Wherever the string "this" appears, copy the whole line.

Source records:
******************************

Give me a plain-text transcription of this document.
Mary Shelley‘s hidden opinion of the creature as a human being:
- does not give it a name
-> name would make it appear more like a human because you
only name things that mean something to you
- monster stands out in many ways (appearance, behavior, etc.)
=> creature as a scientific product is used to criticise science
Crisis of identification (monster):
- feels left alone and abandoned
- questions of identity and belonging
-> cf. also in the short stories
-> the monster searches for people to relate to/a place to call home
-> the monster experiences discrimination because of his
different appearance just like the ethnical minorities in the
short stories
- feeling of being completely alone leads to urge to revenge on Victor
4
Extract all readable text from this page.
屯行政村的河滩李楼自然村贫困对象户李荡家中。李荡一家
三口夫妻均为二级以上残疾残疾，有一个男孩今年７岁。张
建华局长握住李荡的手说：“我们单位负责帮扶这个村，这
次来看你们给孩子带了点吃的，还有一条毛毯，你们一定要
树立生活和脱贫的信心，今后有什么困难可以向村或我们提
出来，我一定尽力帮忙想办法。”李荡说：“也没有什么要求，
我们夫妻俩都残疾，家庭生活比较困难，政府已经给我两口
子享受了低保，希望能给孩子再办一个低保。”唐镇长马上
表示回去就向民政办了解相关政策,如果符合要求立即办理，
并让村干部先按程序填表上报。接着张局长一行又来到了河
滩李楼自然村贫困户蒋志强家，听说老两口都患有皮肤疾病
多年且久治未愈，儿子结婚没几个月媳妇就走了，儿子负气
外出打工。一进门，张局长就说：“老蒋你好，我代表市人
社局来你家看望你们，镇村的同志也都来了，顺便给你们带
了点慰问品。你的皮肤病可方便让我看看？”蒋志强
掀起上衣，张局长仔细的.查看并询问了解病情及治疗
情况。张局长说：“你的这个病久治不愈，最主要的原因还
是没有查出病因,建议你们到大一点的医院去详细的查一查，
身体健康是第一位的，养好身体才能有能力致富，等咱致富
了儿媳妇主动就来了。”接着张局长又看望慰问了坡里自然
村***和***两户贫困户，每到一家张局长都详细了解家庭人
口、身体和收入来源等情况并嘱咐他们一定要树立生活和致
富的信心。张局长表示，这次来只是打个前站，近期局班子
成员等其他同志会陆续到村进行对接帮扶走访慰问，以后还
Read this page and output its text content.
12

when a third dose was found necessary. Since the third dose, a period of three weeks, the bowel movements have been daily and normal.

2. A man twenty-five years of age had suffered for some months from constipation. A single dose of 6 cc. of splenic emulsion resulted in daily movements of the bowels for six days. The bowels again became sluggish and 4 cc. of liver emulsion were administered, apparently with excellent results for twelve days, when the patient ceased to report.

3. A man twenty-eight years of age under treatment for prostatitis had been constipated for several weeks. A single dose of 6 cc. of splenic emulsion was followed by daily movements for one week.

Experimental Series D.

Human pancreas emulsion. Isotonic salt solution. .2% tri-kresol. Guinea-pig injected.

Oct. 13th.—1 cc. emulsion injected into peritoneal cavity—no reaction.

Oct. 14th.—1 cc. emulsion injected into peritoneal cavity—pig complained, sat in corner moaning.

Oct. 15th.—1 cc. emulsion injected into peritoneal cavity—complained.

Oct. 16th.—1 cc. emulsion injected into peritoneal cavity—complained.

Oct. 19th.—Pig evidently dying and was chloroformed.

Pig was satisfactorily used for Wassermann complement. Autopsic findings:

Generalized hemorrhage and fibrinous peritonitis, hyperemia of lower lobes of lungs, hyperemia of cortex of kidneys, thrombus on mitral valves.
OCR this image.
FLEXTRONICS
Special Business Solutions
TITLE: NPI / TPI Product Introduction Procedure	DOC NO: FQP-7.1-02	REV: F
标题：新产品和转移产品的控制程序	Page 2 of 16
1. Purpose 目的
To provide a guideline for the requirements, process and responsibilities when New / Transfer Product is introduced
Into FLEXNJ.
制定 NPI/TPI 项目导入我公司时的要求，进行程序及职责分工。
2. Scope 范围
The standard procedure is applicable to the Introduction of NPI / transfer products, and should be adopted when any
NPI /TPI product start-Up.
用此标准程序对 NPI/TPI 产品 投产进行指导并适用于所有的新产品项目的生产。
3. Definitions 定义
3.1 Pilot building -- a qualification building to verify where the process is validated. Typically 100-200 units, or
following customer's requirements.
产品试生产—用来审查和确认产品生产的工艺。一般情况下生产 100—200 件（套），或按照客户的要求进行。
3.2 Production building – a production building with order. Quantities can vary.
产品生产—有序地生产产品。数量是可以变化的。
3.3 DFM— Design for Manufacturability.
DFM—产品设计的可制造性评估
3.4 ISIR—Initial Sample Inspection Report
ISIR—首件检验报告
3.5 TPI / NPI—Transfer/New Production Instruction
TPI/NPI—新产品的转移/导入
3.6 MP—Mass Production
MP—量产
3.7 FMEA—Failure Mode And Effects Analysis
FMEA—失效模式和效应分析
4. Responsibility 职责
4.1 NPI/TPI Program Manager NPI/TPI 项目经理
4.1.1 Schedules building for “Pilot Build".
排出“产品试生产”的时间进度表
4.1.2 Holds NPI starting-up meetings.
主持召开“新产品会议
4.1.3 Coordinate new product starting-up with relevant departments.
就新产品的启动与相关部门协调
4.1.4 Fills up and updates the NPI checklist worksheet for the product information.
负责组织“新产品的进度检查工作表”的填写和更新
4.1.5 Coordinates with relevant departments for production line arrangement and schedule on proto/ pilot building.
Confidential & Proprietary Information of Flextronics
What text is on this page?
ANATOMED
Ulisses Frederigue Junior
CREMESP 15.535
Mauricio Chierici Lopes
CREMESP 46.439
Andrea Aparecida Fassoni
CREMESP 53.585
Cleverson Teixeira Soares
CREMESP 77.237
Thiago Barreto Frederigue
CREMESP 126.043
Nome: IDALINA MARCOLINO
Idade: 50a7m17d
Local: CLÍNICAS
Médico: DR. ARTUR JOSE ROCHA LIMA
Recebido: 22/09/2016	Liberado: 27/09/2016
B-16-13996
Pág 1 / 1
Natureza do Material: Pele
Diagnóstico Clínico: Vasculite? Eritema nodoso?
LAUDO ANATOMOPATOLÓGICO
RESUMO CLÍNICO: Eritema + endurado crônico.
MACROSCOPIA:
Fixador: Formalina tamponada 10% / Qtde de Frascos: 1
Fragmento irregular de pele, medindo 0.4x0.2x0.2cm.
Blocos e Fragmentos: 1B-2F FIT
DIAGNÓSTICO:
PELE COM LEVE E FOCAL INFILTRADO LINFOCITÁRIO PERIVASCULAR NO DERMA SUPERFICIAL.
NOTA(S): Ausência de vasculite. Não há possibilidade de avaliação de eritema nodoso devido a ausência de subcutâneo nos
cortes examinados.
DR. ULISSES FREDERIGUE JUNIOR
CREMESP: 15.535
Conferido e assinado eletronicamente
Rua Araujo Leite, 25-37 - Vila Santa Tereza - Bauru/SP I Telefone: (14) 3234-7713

******************************

# FULL SOLUTION
Give me a plain-text transcription of this document.
Extract all readable text from this page.
Read this page and output its text content.
OCR this image.
What text is on this page?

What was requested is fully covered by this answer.